• GOAL
Which lines of the records contain "种子植物"? Collect every one of them.

(Stored items)
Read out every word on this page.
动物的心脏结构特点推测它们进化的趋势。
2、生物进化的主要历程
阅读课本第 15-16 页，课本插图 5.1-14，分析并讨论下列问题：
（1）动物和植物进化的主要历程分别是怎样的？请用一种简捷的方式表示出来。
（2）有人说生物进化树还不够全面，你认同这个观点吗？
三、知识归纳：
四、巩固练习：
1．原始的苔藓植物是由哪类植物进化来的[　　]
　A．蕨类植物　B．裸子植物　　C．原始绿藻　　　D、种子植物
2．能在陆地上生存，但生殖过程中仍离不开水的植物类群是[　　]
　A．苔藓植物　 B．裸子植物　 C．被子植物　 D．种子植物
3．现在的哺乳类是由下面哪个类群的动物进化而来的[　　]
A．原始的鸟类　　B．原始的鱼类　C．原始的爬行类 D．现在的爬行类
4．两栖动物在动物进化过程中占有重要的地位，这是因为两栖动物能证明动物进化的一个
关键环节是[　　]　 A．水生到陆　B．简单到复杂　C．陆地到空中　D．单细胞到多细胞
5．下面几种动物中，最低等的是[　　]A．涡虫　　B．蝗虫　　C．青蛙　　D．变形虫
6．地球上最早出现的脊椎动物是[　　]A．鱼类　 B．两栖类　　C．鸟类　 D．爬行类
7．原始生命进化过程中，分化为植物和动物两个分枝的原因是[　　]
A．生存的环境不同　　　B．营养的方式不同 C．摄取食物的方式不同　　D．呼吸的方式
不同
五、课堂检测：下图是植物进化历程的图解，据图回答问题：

• THE SOLUTION
　A．蕨类植物　B．裸子植物　　C．原始绿藻　　　D、种子植物
　A．苔藓植物　 B．裸子植物　 C．被子植物　 D．种子植物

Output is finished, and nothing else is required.